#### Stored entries
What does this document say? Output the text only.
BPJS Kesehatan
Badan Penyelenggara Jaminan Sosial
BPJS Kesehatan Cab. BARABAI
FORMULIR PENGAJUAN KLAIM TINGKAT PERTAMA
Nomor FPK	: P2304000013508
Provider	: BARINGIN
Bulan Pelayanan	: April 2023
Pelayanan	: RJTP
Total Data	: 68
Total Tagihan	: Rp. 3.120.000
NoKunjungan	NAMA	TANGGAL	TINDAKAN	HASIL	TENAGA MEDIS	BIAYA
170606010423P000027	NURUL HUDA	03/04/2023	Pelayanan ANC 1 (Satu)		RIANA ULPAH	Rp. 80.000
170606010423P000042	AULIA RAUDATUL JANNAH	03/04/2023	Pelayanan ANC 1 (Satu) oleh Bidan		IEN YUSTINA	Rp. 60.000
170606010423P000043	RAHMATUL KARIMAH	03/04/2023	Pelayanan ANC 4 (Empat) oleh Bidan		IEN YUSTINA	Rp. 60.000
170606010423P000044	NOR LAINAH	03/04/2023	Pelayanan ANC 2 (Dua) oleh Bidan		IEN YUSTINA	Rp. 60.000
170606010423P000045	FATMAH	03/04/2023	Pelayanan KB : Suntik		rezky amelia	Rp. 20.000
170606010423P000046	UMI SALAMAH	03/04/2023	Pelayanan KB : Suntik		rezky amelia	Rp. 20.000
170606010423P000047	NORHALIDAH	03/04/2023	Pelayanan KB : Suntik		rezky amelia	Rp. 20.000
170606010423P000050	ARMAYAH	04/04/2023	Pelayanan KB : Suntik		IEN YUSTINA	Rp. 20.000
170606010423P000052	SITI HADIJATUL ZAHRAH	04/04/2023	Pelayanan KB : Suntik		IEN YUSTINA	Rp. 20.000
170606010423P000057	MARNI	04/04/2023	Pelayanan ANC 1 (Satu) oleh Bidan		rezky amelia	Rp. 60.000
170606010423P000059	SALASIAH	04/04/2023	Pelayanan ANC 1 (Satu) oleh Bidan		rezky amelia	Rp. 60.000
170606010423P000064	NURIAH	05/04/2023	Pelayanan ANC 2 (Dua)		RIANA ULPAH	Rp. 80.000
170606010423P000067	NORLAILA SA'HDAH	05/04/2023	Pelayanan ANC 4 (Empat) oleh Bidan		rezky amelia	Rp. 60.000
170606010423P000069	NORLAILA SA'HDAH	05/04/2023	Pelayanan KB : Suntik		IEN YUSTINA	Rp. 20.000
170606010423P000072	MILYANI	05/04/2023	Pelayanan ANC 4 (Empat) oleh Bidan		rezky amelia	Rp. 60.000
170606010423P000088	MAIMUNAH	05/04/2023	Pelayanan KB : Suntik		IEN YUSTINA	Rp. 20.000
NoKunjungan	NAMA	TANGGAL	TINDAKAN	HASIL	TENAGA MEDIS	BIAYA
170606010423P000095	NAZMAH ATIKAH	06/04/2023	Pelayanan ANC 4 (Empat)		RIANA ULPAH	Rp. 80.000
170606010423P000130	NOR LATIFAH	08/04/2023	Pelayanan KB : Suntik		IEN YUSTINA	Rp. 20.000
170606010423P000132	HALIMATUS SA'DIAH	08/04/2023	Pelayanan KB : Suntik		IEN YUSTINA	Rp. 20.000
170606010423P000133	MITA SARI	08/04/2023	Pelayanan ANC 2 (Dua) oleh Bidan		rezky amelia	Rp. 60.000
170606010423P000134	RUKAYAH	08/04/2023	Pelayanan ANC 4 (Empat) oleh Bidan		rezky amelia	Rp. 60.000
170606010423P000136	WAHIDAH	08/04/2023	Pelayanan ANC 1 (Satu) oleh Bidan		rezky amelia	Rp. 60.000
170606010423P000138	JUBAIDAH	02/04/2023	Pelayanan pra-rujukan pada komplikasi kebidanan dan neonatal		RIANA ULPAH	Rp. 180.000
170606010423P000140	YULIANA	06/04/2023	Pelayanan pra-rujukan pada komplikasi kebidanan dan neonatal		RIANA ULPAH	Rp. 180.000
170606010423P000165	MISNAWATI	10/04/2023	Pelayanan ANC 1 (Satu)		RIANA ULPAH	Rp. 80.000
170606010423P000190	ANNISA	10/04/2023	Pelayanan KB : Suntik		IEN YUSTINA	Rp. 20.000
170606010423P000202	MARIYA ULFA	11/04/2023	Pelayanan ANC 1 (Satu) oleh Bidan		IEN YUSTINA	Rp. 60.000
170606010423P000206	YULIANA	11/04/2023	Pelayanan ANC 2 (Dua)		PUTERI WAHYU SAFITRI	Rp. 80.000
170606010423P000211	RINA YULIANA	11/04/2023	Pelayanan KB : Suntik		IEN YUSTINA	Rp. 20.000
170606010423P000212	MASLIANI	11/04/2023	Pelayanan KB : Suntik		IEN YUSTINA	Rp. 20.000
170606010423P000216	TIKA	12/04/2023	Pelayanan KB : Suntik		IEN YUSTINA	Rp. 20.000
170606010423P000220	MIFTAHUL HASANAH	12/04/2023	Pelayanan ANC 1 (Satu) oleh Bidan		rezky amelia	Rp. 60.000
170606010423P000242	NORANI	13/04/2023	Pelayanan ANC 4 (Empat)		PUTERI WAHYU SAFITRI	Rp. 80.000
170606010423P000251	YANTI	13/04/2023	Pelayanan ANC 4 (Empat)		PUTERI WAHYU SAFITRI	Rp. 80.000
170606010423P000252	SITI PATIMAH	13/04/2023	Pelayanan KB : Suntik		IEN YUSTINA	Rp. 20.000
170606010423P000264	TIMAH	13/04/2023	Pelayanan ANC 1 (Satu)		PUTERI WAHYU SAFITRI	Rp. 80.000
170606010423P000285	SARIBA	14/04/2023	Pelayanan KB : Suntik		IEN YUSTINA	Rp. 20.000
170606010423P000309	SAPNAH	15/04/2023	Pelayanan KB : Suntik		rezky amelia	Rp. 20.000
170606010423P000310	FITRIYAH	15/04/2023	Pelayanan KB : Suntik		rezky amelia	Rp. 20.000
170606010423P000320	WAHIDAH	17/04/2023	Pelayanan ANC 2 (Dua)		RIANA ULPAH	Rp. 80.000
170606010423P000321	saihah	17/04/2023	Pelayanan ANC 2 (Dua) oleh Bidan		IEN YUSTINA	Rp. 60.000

#### WHAT IS NEEDED
Using the listing above, gather each line that holds the string "PUTERI" and copy it.

#### FINISHED TASK
170606010423P000206	YULIANA	11/04/2023	Pelayanan ANC 2 (Dua)		PUTERI WAHYU SAFITRI	Rp. 80.000
170606010423P000242	NORANI	13/04/2023	Pelayanan ANC 4 (Empat)		PUTERI WAHYU SAFITRI	Rp. 80.000
170606010423P000251	YANTI	13/04/2023	Pelayanan ANC 4 (Empat)		PUTERI WAHYU SAFITRI	Rp. 80.000
170606010423P000264	TIMAH	13/04/2023	Pelayanan ANC 1 (Satu)		PUTERI WAHYU SAFITRI	Rp. 80.000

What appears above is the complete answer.